- Given task
Everything in the listing should be restated word for word.
----- Data excerpts
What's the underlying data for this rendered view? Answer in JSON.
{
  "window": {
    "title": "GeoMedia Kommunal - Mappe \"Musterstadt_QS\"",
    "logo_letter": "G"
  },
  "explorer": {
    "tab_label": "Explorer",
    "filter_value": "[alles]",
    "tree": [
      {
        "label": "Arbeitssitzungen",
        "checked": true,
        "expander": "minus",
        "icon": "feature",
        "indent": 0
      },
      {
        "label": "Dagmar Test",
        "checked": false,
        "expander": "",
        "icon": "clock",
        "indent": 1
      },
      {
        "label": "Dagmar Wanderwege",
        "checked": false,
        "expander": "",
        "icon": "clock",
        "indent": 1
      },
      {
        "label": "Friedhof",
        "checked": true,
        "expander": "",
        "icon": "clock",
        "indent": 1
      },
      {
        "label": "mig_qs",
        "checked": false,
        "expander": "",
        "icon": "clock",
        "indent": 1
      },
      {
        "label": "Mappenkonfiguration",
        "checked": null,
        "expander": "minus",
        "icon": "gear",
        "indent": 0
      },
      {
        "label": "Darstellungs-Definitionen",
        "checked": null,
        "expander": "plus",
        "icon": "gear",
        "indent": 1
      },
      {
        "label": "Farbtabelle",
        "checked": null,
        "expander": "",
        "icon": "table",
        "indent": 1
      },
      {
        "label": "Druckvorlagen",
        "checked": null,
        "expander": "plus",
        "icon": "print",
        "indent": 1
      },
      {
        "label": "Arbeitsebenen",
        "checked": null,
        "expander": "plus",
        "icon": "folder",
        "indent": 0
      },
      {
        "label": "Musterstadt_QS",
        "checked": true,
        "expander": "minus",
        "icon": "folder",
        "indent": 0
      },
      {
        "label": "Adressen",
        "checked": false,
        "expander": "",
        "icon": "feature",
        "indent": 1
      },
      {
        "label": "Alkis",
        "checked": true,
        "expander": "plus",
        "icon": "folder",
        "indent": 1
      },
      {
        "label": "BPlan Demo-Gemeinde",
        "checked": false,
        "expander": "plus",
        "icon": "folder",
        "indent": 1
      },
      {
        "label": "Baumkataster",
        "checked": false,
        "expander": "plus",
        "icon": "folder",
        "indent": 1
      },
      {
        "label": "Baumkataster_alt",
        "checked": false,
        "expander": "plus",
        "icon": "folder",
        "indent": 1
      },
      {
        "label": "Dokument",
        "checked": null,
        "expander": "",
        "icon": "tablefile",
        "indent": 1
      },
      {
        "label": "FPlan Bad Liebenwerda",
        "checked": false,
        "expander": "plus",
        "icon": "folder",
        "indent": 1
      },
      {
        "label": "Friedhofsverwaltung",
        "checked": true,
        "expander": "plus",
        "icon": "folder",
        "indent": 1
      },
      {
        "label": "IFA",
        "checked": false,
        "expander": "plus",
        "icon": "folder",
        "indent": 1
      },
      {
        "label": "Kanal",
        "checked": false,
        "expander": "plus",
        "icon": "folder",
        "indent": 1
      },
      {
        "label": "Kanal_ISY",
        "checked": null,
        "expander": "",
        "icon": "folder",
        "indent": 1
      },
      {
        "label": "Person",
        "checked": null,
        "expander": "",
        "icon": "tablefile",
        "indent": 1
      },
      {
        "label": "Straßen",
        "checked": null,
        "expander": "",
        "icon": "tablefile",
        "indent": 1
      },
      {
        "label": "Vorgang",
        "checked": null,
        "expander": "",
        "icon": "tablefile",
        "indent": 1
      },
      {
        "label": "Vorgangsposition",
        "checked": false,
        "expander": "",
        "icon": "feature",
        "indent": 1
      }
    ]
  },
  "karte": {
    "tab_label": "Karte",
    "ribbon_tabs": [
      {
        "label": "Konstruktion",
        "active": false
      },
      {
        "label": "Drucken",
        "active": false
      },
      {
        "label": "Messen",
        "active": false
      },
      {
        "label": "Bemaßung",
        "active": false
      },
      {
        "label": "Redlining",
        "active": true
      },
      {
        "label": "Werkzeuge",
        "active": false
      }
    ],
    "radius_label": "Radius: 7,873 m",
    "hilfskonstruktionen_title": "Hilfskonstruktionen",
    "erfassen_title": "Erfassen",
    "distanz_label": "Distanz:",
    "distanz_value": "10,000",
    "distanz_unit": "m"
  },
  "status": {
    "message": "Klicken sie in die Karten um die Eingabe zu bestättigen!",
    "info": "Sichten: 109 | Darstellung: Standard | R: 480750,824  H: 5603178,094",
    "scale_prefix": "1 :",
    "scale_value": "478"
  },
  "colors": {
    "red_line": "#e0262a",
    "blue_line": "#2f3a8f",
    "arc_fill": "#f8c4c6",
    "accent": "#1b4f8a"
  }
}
----------
- Written response
What's the underlying data for this rendered view? Answer in JSON.
{
  "window": {
    "title": "GeoMedia Kommunal - Mappe \"Musterstadt_QS\"",
    "logo_letter": "G"
  },
  "explorer": {
    "tab_label": "Explorer",
    "filter_value": "[alles]",
    "tree": [
      {
        "label": "Arbeitssitzungen",
        "checked": true,
        "expander": "minus",
        "icon": "feature",
        "indent": 0
      },
      {
        "label": "Dagmar Test",
        "checked": false,
        "expander": "",
        "icon": "clock",
        "indent": 1
      },
      {
        "label": "Dagmar Wanderwege",
        "checked": false,
        "expander": "",
        "icon": "clock",
        "indent": 1
      },
      {
        "label": "Friedhof",
        "checked": true,
        "expander": "",
        "icon": "clock",
        "indent": 1
      },
      {
        "label": "mig_qs",
        "checked": false,
        "expander": "",
        "icon": "clock",
        "indent": 1
      },
      {
        "label": "Mappenkonfiguration",
        "checked": null,
        "expander": "minus",
        "icon": "gear",
        "indent": 0
      },
      {
        "label": "Darstellungs-Definitionen",
        "checked": null,
        "expander": "plus",
        "icon": "gear",
        "indent": 1
      },
      {
        "label": "Farbtabelle",
        "checked": null,
        "expander": "",
        "icon": "table",
        "indent": 1
      },
      {
        "label": "Druckvorlagen",
        "checked": null,
        "expander": "plus",
        "icon": "print",
        "indent": 1
      },
      {
        "label": "Arbeitsebenen",
        "checked": null,
        "expander": "plus",
        "icon": "folder",
        "indent": 0
      },
      {
        "label": "Musterstadt_QS",
        "checked": true,
        "expander": "minus",
        "icon": "folder",
        "indent": 0
      },
      {
        "label": "Adressen",
        "checked": false,
        "expander": "",
        "icon": "feature",
        "indent": 1
      },
      {
        "label": "Alkis",
        "checked": true,
        "expander": "plus",
        "icon": "folder",
        "indent": 1
      },
      {
        "label": "BPlan Demo-Gemeinde",
        "checked": false,
        "expander": "plus",
        "icon": "folder",
        "indent": 1
      },
      {
        "label": "Baumkataster",
        "checked": false,
        "expander": "plus",
        "icon": "folder",
        "indent": 1
      },
      {
        "label": "Baumkataster_alt",
        "checked": false,
        "expander": "plus",
        "icon": "folder",
        "indent": 1
      },
      {
        "label": "Dokument",
        "checked": null,
        "expander": "",
        "icon": "tablefile",
        "indent": 1
      },
      {
        "label": "FPlan Bad Liebenwerda",
        "checked": false,
        "expander": "plus",
        "icon": "folder",
        "indent": 1
      },
      {
        "label": "Friedhofsverwaltung",
        "checked": true,
        "expander": "plus",
        "icon": "folder",
        "indent": 1
      },
      {
        "label": "IFA",
        "checked": false,
        "expander": "plus",
        "icon": "folder",
        "indent": 1
      },
      {
        "label": "Kanal",
        "checked": false,
        "expander": "plus",
        "icon": "folder",
        "indent": 1
      },
      {
        "label": "Kanal_ISY",
        "checked": null,
        "expander": "",
        "icon": "folder",
        "indent": 1
      },
      {
        "label": "Person",
        "checked": null,
        "expander": "",
        "icon": "tablefile",
        "indent": 1
      },
      {
        "label": "Straßen",
        "checked": null,
        "expander": "",
        "icon": "tablefile",
        "indent": 1
      },
      {
        "label": "Vorgang",
        "checked": null,
        "expander": "",
        "icon": "tablefile",
        "indent": 1
      },
      {
        "label": "Vorgangsposition",
        "checked": false,
        "expander": "",
        "icon": "feature",
        "indent": 1
      }
    ]
  },
  "karte": {
    "tab_label": "Karte",
    "ribbon_tabs": [
      {
        "label": "Konstruktion",
        "active": false
      },
      {
        "label": "Drucken",
        "active": false
      },
      {
        "label": "Messen",
        "active": false
      },
      {
        "label": "Bemaßung",
        "active": false
      },
      {
        "label": "Redlining",
        "active": true
      },
      {
        "label": "Werkzeuge",
        "active": false
      }
    ],
    "radius_label": "Radius: 7,873 m",
    "hilfskonstruktionen_title": "Hilfskonstruktionen",
    "erfassen_title": "Erfassen",
    "distanz_label": "Distanz:",
    "distanz_value": "10,000",
    "distanz_unit": "m"
  },
  "status": {
    "message": "Klicken sie in die Karten um die Eingabe zu bestättigen!",
    "info": "Sichten: 109 | Darstellung: Standard | R: 480750,824  H: 5603178,094",
    "scale_prefix": "1 :",
    "scale_value": "478"
  },
  "colors": {
    "red_line": "#e0262a",
    "blue_line": "#2f3a8f",
    "arc_fill": "#f8c4c6",
    "accent": "#1b4f8a"
  }
}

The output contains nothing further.